## Stated goal
Once the pictures are set aside, transcribe the remaining data exactly.
═══ Data section
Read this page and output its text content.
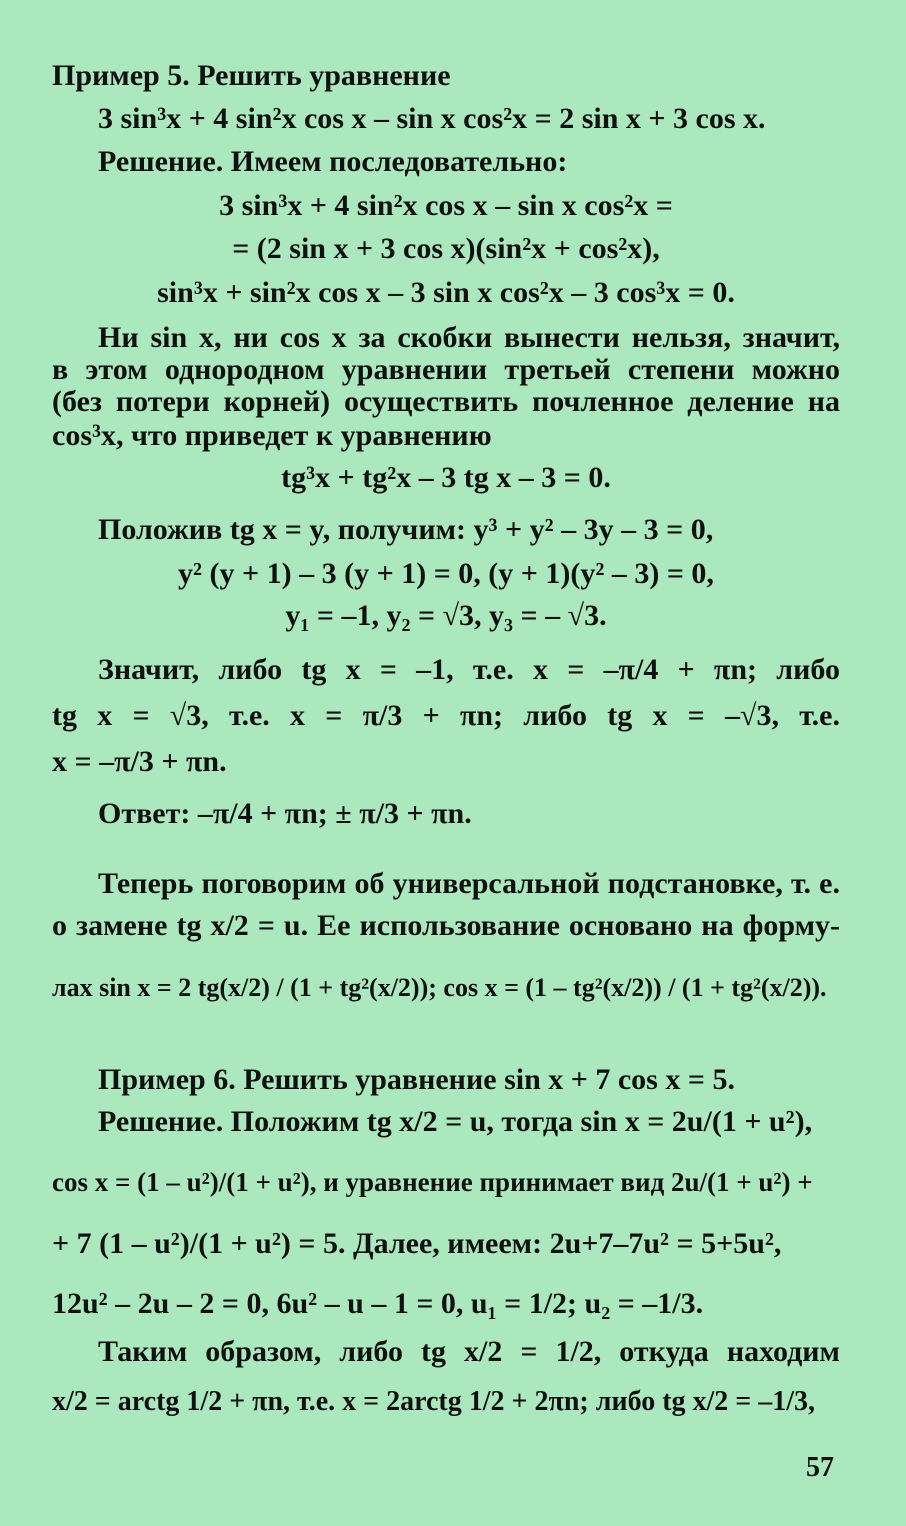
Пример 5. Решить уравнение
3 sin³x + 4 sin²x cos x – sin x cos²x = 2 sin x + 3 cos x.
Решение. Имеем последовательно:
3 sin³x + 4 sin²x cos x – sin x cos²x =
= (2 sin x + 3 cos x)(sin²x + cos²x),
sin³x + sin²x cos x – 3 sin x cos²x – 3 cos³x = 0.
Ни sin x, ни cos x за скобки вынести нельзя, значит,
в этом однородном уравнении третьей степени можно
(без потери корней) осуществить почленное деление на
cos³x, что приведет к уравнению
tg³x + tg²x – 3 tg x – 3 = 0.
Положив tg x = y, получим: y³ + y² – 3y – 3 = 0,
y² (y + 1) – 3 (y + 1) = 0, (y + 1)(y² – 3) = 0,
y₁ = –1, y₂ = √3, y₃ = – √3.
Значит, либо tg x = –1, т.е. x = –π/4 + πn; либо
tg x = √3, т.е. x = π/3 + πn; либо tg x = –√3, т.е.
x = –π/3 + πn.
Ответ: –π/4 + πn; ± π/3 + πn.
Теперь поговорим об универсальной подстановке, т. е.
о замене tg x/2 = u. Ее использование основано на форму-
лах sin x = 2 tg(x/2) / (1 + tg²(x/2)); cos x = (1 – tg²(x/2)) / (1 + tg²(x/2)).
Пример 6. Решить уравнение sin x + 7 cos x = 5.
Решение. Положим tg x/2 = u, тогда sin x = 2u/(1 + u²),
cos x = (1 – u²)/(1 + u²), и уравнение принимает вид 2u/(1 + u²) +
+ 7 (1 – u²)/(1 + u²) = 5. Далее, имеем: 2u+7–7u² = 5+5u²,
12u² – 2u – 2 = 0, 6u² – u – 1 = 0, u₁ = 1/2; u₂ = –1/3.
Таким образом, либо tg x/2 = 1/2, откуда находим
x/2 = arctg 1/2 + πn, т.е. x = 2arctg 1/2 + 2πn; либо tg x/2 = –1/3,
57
══════
## The result
Read this page and output its text content.
Пример 5. Решить уравнение
3 sin³x + 4 sin²x cos x – sin x cos²x = 2 sin x + 3 cos x.
Решение. Имеем последовательно:
3 sin³x + 4 sin²x cos x – sin x cos²x =
= (2 sin x + 3 cos x)(sin²x + cos²x),
sin³x + sin²x cos x – 3 sin x cos²x – 3 cos³x = 0.
Ни sin x, ни cos x за скобки вынести нельзя, значит,
в этом однородном уравнении третьей степени можно
(без потери корней) осуществить почленное деление на
cos³x, что приведет к уравнению
tg³x + tg²x – 3 tg x – 3 = 0.
Положив tg x = y, получим: y³ + y² – 3y – 3 = 0,
y² (y + 1) – 3 (y + 1) = 0, (y + 1)(y² – 3) = 0,
y₁ = –1, y₂ = √3, y₃ = – √3.
Значит, либо tg x = –1, т.е. x = –π/4 + πn; либо
tg x = √3, т.е. x = π/3 + πn; либо tg x = –√3, т.е.
x = –π/3 + πn.
Ответ: –π/4 + πn; ± π/3 + πn.
Теперь поговорим об универсальной подстановке, т. е.
о замене tg x/2 = u. Ее использование основано на форму-
лах sin x = 2 tg(x/2) / (1 + tg²(x/2)); cos x = (1 – tg²(x/2)) / (1 + tg²(x/2)).
Пример 6. Решить уравнение sin x + 7 cos x = 5.
Решение. Положим tg x/2 = u, тогда sin x = 2u/(1 + u²),
cos x = (1 – u²)/(1 + u²), и уравнение принимает вид 2u/(1 + u²) +
+ 7 (1 – u²)/(1 + u²) = 5. Далее, имеем: 2u+7–7u² = 5+5u²,
12u² – 2u – 2 = 0, 6u² – u – 1 = 0, u₁ = 1/2; u₂ = –1/3.
Таким образом, либо tg x/2 = 1/2, откуда находим
x/2 = arctg 1/2 + πn, т.е. x = 2arctg 1/2 + 2πn; либо tg x/2 = –1/3,
57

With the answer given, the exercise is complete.